**WHAT TO PRODUCE**. Every entry below must be repeated exactly; skip the pictures.

START DATASET CONTENT

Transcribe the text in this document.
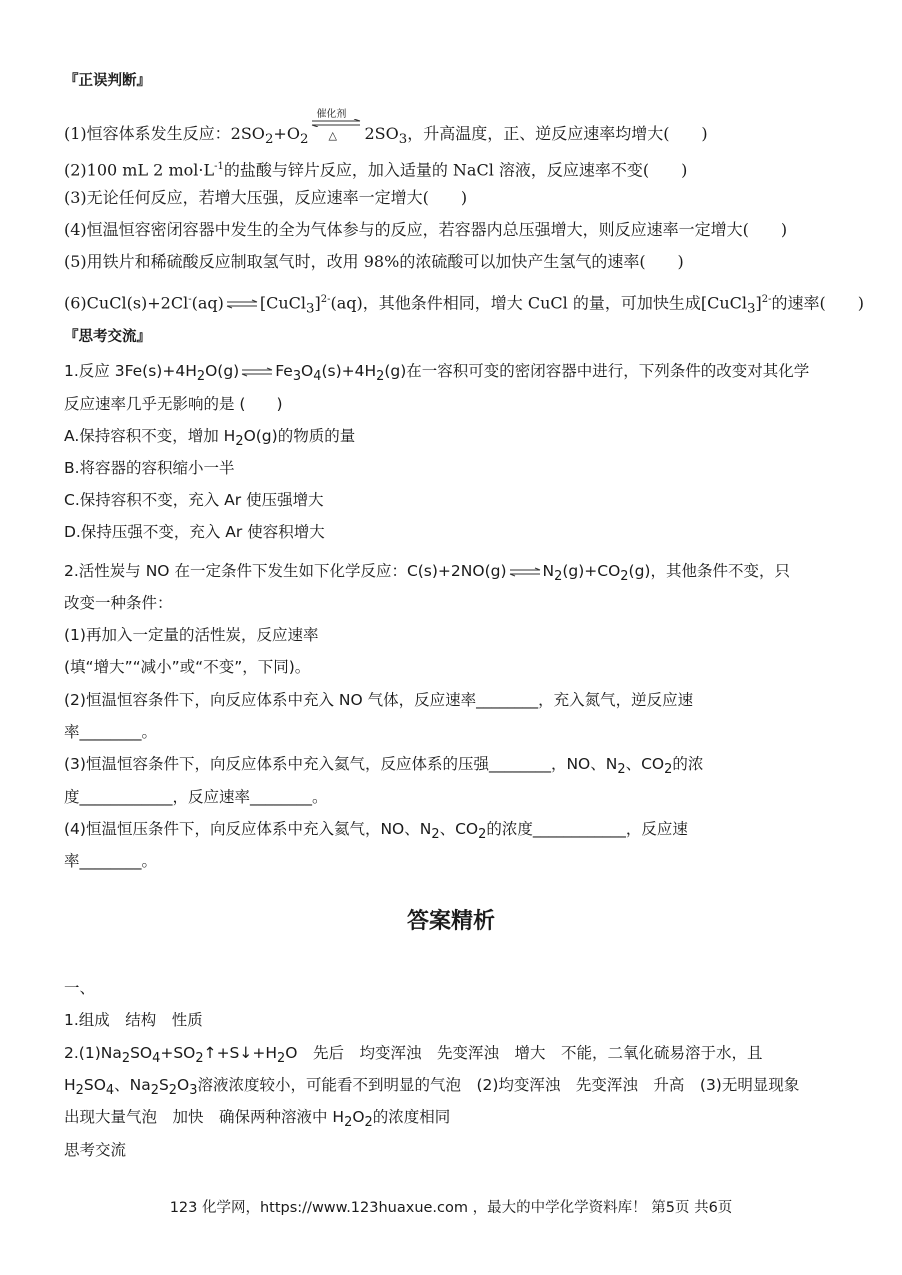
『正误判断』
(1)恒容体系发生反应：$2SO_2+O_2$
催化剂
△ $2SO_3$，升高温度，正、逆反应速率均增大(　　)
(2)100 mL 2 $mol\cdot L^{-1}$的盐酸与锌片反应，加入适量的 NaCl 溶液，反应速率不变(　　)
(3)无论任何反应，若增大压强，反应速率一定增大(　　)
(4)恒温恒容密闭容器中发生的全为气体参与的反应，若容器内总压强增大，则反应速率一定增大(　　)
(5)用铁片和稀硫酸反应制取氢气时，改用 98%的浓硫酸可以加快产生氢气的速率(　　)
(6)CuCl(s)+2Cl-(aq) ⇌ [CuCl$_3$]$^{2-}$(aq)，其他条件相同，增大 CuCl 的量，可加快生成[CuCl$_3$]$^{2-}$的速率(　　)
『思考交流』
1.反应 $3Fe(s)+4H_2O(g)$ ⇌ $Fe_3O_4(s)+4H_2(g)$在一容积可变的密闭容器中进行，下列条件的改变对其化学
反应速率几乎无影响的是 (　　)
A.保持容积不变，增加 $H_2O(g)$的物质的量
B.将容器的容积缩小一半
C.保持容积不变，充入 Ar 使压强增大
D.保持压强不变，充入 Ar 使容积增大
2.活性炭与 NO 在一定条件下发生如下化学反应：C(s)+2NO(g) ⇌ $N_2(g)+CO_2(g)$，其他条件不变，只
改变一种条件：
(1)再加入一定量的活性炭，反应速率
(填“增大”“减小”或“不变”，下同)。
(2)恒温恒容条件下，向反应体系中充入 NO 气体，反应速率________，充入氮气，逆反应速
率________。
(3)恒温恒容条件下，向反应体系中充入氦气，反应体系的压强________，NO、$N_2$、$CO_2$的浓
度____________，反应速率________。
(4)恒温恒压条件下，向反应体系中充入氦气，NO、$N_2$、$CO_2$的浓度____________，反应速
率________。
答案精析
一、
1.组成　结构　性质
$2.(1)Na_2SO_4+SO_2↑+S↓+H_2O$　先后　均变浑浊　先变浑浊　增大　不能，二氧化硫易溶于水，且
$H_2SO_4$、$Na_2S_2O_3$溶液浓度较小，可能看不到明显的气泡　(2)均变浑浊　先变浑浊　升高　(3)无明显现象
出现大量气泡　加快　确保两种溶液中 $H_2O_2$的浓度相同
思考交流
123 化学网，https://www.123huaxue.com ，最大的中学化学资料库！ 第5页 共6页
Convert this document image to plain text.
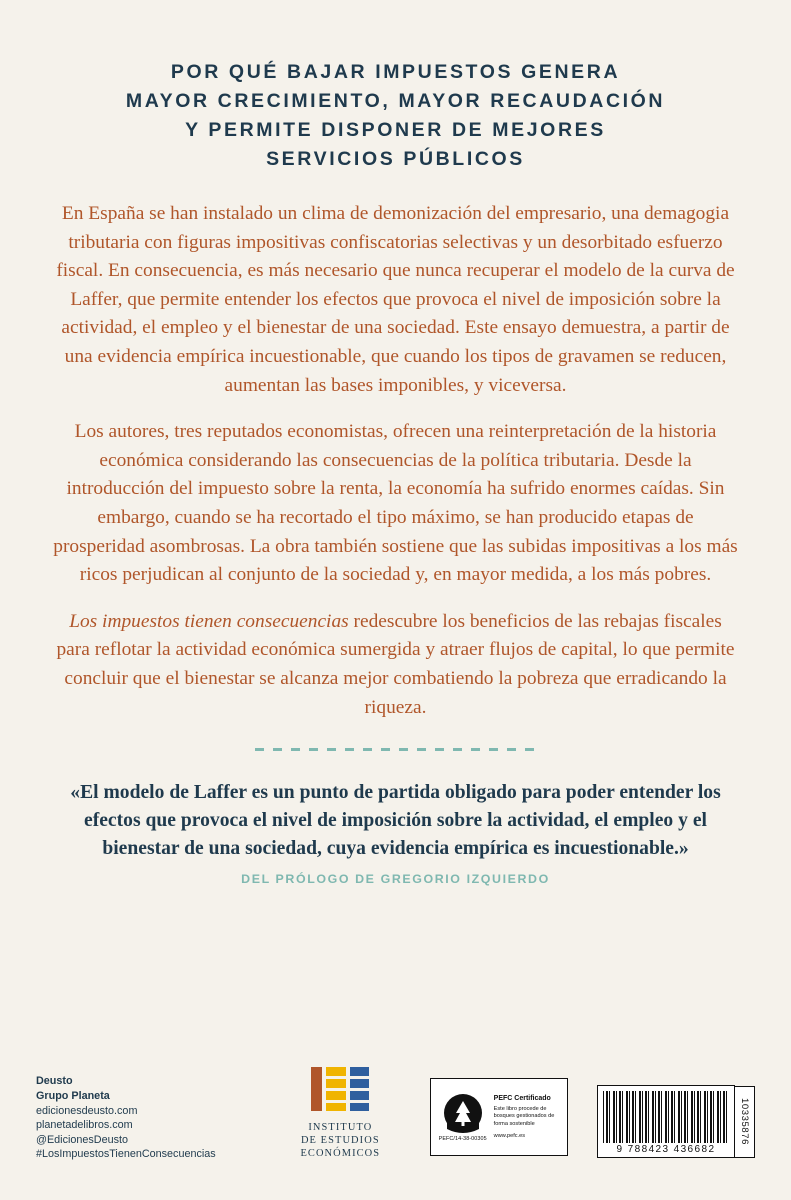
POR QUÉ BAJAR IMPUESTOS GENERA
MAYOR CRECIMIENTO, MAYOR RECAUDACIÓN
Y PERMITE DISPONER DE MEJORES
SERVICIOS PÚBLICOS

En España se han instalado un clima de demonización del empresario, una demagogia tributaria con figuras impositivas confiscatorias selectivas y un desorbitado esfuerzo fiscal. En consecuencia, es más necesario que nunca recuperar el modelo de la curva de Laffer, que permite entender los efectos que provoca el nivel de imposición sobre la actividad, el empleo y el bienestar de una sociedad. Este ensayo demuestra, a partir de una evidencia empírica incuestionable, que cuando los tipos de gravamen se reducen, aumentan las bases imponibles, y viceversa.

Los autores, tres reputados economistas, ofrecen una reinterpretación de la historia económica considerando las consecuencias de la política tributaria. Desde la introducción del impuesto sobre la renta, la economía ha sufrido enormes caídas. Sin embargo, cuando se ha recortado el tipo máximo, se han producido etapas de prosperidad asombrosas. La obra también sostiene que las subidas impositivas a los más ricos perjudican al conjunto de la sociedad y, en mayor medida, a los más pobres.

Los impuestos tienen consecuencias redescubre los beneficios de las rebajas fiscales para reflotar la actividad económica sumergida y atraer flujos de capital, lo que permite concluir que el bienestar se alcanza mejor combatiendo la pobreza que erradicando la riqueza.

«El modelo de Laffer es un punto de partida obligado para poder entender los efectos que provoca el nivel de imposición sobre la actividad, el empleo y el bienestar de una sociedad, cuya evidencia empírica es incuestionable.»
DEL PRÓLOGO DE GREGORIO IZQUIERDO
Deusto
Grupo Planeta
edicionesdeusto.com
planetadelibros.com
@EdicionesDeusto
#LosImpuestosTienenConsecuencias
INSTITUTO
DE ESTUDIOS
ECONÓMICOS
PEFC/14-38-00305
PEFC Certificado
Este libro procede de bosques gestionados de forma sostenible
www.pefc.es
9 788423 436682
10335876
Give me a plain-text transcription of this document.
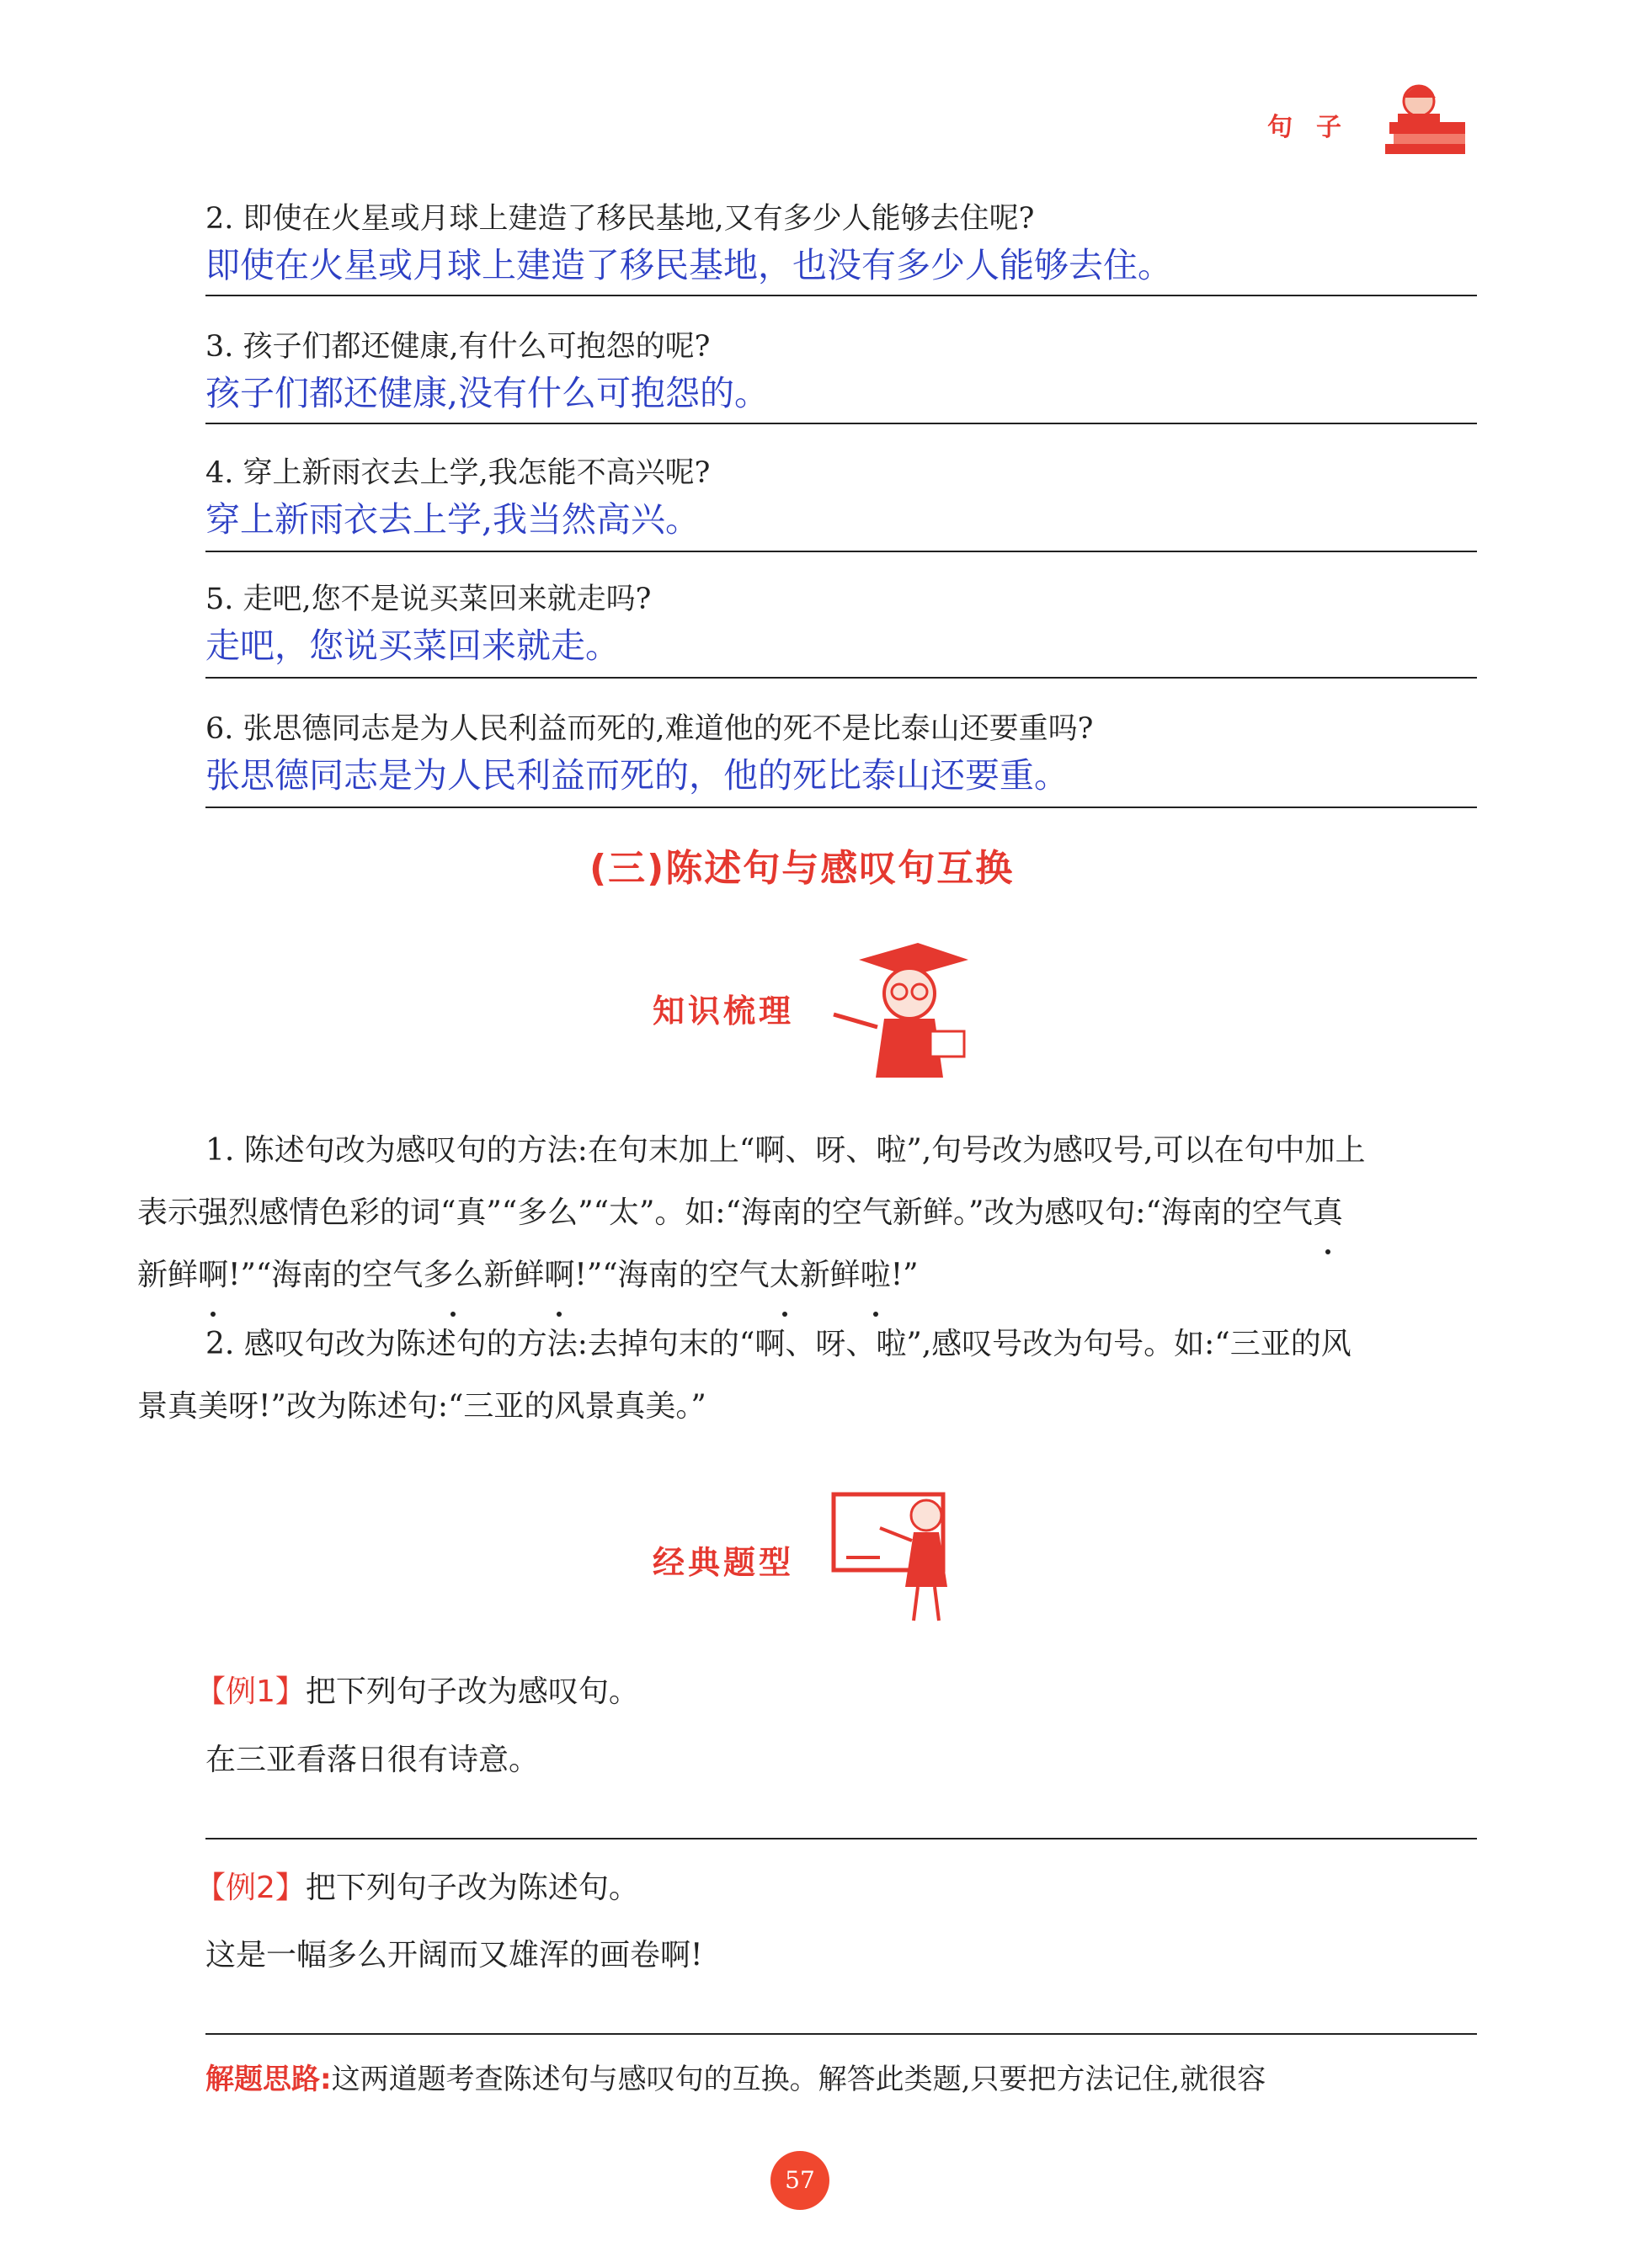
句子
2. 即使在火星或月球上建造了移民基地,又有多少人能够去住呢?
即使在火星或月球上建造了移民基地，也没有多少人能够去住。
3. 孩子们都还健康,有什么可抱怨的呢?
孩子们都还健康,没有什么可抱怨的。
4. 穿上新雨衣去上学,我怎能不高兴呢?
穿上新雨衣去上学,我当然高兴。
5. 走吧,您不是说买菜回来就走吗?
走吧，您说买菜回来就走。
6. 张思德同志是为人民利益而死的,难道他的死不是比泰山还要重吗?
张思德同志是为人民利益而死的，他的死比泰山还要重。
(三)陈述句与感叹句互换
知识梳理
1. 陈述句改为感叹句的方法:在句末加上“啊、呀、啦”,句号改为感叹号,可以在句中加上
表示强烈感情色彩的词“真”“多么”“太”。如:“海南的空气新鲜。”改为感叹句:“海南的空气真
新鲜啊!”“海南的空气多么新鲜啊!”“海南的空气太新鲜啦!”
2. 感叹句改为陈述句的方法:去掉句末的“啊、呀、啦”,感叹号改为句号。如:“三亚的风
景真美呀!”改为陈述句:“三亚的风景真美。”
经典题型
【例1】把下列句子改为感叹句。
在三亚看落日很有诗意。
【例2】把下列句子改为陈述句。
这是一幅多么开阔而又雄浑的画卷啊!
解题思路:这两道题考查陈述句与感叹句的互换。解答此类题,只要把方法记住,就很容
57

END DATASET CONTENT

**WRITTEN SOLUTION**.
Transcribe the text in this document.
『正误判断』
(1)恒容体系发生反应：$2SO_2+O_2$
催化剂
△ $2SO_3$，升高温度，正、逆反应速率均增大(　　)
(2)100 mL 2 $mol\cdot L^{-1}$的盐酸与锌片反应，加入适量的 NaCl 溶液，反应速率不变(　　)
(3)无论任何反应，若增大压强，反应速率一定增大(　　)
(4)恒温恒容密闭容器中发生的全为气体参与的反应，若容器内总压强增大，则反应速率一定增大(　　)
(5)用铁片和稀硫酸反应制取氢气时，改用 98%的浓硫酸可以加快产生氢气的速率(　　)
(6)CuCl(s)+2Cl-(aq) ⇌ [CuCl$_3$]$^{2-}$(aq)，其他条件相同，增大 CuCl 的量，可加快生成[CuCl$_3$]$^{2-}$的速率(　　)
『思考交流』
1.反应 $3Fe(s)+4H_2O(g)$ ⇌ $Fe_3O_4(s)+4H_2(g)$在一容积可变的密闭容器中进行，下列条件的改变对其化学
反应速率几乎无影响的是 (　　)
A.保持容积不变，增加 $H_2O(g)$的物质的量
B.将容器的容积缩小一半
C.保持容积不变，充入 Ar 使压强增大
D.保持压强不变，充入 Ar 使容积增大
2.活性炭与 NO 在一定条件下发生如下化学反应：C(s)+2NO(g) ⇌ $N_2(g)+CO_2(g)$，其他条件不变，只
改变一种条件：
(1)再加入一定量的活性炭，反应速率
(填“增大”“减小”或“不变”，下同)。
(2)恒温恒容条件下，向反应体系中充入 NO 气体，反应速率________，充入氮气，逆反应速
率________。
(3)恒温恒容条件下，向反应体系中充入氦气，反应体系的压强________，NO、$N_2$、$CO_2$的浓
度____________，反应速率________。
(4)恒温恒压条件下，向反应体系中充入氦气，NO、$N_2$、$CO_2$的浓度____________，反应速
率________。
答案精析
一、
1.组成　结构　性质
$2.(1)Na_2SO_4+SO_2↑+S↓+H_2O$　先后　均变浑浊　先变浑浊　增大　不能，二氧化硫易溶于水，且
$H_2SO_4$、$Na_2S_2O_3$溶液浓度较小，可能看不到明显的气泡　(2)均变浑浊　先变浑浊　升高　(3)无明显现象
出现大量气泡　加快　确保两种溶液中 $H_2O_2$的浓度相同
思考交流
123 化学网，https://www.123huaxue.com ，最大的中学化学资料库！ 第5页 共6页
Convert this document image to plain text.
POR QUÉ BAJAR IMPUESTOS GENERA
MAYOR CRECIMIENTO, MAYOR RECAUDACIÓN
Y PERMITE DISPONER DE MEJORES
SERVICIOS PÚBLICOS

En España se han instalado un clima de demonización del empresario, una demagogia tributaria con figuras impositivas confiscatorias selectivas y un desorbitado esfuerzo fiscal. En consecuencia, es más necesario que nunca recuperar el modelo de la curva de Laffer, que permite entender los efectos que provoca el nivel de imposición sobre la actividad, el empleo y el bienestar de una sociedad. Este ensayo demuestra, a partir de una evidencia empírica incuestionable, que cuando los tipos de gravamen se reducen, aumentan las bases imponibles, y viceversa.

Los autores, tres reputados economistas, ofrecen una reinterpretación de la historia económica considerando las consecuencias de la política tributaria. Desde la introducción del impuesto sobre la renta, la economía ha sufrido enormes caídas. Sin embargo, cuando se ha recortado el tipo máximo, se han producido etapas de prosperidad asombrosas. La obra también sostiene que las subidas impositivas a los más ricos perjudican al conjunto de la sociedad y, en mayor medida, a los más pobres.

Los impuestos tienen consecuencias redescubre los beneficios de las rebajas fiscales para reflotar la actividad económica sumergida y atraer flujos de capital, lo que permite concluir que el bienestar se alcanza mejor combatiendo la pobreza que erradicando la riqueza.

«El modelo de Laffer es un punto de partida obligado para poder entender los efectos que provoca el nivel de imposición sobre la actividad, el empleo y el bienestar de una sociedad, cuya evidencia empírica es incuestionable.»
DEL PRÓLOGO DE GREGORIO IZQUIERDO
Deusto
Grupo Planeta
edicionesdeusto.com
planetadelibros.com
@EdicionesDeusto
#LosImpuestosTienenConsecuencias
INSTITUTO
DE ESTUDIOS
ECONÓMICOS
PEFC/14-38-00305
PEFC Certificado
Este libro procede de bosques gestionados de forma sostenible
www.pefc.es
9 788423 436682
10335876
Give me a plain-text transcription of this document.
句子
2. 即使在火星或月球上建造了移民基地,又有多少人能够去住呢?
即使在火星或月球上建造了移民基地，也没有多少人能够去住。
3. 孩子们都还健康,有什么可抱怨的呢?
孩子们都还健康,没有什么可抱怨的。
4. 穿上新雨衣去上学,我怎能不高兴呢?
穿上新雨衣去上学,我当然高兴。
5. 走吧,您不是说买菜回来就走吗?
走吧，您说买菜回来就走。
6. 张思德同志是为人民利益而死的,难道他的死不是比泰山还要重吗?
张思德同志是为人民利益而死的，他的死比泰山还要重。
(三)陈述句与感叹句互换
知识梳理
1. 陈述句改为感叹句的方法:在句末加上“啊、呀、啦”,句号改为感叹号,可以在句中加上
表示强烈感情色彩的词“真”“多么”“太”。如:“海南的空气新鲜。”改为感叹句:“海南的空气真
新鲜啊!”“海南的空气多么新鲜啊!”“海南的空气太新鲜啦!”
2. 感叹句改为陈述句的方法:去掉句末的“啊、呀、啦”,感叹号改为句号。如:“三亚的风
景真美呀!”改为陈述句:“三亚的风景真美。”
经典题型
【例1】把下列句子改为感叹句。
在三亚看落日很有诗意。
【例2】把下列句子改为陈述句。
这是一幅多么开阔而又雄浑的画卷啊!
解题思路:这两道题考查陈述句与感叹句的互换。解答此类题,只要把方法记住,就很容
57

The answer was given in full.